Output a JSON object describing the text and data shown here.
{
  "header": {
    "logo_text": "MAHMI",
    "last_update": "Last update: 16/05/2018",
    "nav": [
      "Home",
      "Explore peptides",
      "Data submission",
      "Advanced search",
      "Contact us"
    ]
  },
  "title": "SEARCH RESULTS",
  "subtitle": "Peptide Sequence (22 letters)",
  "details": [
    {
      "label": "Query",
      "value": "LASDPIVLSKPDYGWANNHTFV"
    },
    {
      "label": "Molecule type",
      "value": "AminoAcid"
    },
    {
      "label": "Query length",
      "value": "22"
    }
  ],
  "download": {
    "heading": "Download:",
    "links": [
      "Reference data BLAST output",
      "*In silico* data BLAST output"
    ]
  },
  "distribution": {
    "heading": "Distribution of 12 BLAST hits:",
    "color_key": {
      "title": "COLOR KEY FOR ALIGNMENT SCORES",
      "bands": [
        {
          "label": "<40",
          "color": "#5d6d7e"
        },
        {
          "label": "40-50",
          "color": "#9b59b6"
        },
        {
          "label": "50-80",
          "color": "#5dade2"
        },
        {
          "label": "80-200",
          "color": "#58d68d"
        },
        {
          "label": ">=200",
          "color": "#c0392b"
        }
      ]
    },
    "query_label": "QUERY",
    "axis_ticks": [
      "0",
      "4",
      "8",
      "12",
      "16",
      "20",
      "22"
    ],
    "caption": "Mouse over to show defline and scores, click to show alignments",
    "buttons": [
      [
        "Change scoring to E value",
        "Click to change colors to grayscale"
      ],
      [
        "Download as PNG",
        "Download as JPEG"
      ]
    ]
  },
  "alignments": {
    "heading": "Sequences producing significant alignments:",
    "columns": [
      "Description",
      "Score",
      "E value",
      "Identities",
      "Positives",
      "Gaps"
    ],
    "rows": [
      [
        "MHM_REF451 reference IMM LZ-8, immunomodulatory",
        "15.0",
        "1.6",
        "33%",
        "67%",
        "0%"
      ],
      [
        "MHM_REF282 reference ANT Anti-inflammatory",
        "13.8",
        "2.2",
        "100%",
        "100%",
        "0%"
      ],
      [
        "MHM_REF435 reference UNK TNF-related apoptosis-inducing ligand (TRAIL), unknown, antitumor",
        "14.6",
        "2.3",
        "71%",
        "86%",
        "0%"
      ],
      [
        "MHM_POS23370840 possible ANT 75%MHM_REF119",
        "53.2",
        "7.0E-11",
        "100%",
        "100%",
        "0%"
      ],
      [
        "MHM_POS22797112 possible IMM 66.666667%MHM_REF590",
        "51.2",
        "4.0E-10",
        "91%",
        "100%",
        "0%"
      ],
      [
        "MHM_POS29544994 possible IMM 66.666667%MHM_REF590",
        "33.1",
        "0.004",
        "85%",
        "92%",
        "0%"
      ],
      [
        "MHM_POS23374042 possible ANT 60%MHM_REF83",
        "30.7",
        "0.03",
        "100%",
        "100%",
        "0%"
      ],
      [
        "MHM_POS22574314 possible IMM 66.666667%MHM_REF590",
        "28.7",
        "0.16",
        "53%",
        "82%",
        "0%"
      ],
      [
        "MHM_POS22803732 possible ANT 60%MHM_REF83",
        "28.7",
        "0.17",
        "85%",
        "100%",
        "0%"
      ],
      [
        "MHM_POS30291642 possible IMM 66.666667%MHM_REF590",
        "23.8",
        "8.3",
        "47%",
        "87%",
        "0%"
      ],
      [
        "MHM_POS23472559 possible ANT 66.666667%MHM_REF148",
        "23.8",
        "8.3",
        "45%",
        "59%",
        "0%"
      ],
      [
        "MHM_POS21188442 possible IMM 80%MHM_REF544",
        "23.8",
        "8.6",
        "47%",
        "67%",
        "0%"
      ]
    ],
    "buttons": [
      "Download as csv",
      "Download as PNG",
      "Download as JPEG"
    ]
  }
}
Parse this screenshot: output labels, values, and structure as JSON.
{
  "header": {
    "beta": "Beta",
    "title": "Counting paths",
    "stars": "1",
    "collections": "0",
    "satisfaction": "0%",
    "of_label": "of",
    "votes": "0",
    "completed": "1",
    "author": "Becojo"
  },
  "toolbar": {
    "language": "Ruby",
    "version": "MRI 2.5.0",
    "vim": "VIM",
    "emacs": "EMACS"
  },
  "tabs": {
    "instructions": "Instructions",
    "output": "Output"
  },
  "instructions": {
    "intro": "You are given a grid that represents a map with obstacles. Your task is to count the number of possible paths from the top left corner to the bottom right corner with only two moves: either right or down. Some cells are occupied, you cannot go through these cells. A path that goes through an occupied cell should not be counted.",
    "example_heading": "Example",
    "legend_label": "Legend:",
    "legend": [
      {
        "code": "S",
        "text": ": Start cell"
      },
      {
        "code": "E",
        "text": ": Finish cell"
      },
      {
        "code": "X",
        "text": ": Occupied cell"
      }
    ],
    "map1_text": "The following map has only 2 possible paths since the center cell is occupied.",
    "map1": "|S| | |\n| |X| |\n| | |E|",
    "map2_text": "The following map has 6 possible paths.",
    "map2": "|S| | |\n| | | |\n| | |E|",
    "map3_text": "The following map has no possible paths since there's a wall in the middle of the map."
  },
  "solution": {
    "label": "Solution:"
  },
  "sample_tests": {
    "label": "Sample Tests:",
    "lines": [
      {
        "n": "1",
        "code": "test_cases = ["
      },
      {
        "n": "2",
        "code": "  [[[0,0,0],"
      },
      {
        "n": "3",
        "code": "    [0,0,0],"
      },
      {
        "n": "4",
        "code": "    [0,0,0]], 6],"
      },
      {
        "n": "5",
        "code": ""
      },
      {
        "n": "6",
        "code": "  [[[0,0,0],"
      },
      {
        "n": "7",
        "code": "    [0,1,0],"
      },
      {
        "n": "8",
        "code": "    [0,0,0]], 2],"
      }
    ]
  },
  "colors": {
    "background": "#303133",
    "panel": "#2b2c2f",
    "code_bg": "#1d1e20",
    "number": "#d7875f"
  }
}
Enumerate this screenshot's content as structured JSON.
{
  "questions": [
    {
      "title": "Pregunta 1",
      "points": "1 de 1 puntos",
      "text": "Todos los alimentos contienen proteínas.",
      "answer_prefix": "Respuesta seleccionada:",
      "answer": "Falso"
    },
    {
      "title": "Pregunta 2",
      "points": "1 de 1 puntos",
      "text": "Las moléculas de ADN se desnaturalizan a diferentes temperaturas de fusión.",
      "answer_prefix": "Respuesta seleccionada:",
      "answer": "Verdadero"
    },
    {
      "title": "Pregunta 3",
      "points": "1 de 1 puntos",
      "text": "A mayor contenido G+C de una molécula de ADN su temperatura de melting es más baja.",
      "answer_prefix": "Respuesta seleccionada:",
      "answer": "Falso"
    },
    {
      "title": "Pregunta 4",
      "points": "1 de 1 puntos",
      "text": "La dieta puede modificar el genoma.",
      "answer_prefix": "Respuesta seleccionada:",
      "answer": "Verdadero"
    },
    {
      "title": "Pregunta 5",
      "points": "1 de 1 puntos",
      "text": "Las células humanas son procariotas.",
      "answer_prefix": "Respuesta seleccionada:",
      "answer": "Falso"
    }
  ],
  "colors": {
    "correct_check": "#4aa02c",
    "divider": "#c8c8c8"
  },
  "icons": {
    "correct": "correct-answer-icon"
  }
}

= = = = = = =

> _Exercise goal_: Number only, please: work out how many lines of the listing hold "Pregunta".

> _Written reply_: 5